-- begin THE INPUT --

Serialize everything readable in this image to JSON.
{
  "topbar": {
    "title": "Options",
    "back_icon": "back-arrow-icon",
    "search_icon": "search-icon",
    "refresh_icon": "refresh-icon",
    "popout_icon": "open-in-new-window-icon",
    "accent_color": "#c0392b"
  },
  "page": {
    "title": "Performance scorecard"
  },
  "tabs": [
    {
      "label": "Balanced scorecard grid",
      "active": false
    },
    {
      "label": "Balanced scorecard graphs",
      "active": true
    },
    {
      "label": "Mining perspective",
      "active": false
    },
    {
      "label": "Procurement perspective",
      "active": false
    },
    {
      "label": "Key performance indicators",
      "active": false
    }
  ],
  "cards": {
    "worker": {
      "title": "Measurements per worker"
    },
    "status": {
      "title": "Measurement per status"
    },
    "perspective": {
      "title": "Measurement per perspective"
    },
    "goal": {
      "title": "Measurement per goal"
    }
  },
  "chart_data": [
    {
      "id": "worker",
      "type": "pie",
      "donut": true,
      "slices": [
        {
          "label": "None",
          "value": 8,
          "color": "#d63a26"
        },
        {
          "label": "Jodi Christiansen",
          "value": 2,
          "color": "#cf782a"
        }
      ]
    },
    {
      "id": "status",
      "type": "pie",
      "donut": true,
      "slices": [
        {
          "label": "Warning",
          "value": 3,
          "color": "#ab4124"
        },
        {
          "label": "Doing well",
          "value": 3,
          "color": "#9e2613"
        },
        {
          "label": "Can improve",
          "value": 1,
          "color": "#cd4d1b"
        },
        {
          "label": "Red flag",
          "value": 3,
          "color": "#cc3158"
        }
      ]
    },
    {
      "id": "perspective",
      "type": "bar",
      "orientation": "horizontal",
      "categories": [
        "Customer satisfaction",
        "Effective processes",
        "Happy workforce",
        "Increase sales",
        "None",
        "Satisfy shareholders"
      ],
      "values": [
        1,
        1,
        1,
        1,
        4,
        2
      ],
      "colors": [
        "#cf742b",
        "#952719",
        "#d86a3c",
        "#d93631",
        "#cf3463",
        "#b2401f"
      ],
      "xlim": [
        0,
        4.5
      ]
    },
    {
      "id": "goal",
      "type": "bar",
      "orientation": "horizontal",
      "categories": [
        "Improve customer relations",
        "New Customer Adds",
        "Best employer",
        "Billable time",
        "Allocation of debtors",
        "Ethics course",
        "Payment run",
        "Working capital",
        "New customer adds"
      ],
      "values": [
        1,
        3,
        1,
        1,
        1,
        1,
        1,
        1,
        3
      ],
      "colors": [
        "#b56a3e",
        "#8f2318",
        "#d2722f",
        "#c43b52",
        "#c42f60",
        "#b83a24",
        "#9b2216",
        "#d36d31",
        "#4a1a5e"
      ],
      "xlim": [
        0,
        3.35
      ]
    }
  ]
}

-- end THE INPUT --

▶ [TASK DETAILS]:
Restate the whole of the material exactly.

▶ [RESULT]:
Serialize everything readable in this image to JSON.
{
  "topbar": {
    "title": "Options",
    "back_icon": "back-arrow-icon",
    "search_icon": "search-icon",
    "refresh_icon": "refresh-icon",
    "popout_icon": "open-in-new-window-icon",
    "accent_color": "#c0392b"
  },
  "page": {
    "title": "Performance scorecard"
  },
  "tabs": [
    {
      "label": "Balanced scorecard grid",
      "active": false
    },
    {
      "label": "Balanced scorecard graphs",
      "active": true
    },
    {
      "label": "Mining perspective",
      "active": false
    },
    {
      "label": "Procurement perspective",
      "active": false
    },
    {
      "label": "Key performance indicators",
      "active": false
    }
  ],
  "cards": {
    "worker": {
      "title": "Measurements per worker"
    },
    "status": {
      "title": "Measurement per status"
    },
    "perspective": {
      "title": "Measurement per perspective"
    },
    "goal": {
      "title": "Measurement per goal"
    }
  },
  "chart_data": [
    {
      "id": "worker",
      "type": "pie",
      "donut": true,
      "slices": [
        {
          "label": "None",
          "value": 8,
          "color": "#d63a26"
        },
        {
          "label": "Jodi Christiansen",
          "value": 2,
          "color": "#cf782a"
        }
      ]
    },
    {
      "id": "status",
      "type": "pie",
      "donut": true,
      "slices": [
        {
          "label": "Warning",
          "value": 3,
          "color": "#ab4124"
        },
        {
          "label": "Doing well",
          "value": 3,
          "color": "#9e2613"
        },
        {
          "label": "Can improve",
          "value": 1,
          "color": "#cd4d1b"
        },
        {
          "label": "Red flag",
          "value": 3,
          "color": "#cc3158"
        }
      ]
    },
    {
      "id": "perspective",
      "type": "bar",
      "orientation": "horizontal",
      "categories": [
        "Customer satisfaction",
        "Effective processes",
        "Happy workforce",
        "Increase sales",
        "None",
        "Satisfy shareholders"
      ],
      "values": [
        1,
        1,
        1,
        1,
        4,
        2
      ],
      "colors": [
        "#cf742b",
        "#952719",
        "#d86a3c",
        "#d93631",
        "#cf3463",
        "#b2401f"
      ],
      "xlim": [
        0,
        4.5
      ]
    },
    {
      "id": "goal",
      "type": "bar",
      "orientation": "horizontal",
      "categories": [
        "Improve customer relations",
        "New Customer Adds",
        "Best employer",
        "Billable time",
        "Allocation of debtors",
        "Ethics course",
        "Payment run",
        "Working capital",
        "New customer adds"
      ],
      "values": [
        1,
        3,
        1,
        1,
        1,
        1,
        1,
        1,
        3
      ],
      "colors": [
        "#b56a3e",
        "#8f2318",
        "#d2722f",
        "#c43b52",
        "#c42f60",
        "#b83a24",
        "#9b2216",
        "#d36d31",
        "#4a1a5e"
      ],
      "xlim": [
        0,
        3.35
      ]
    }
  ]
}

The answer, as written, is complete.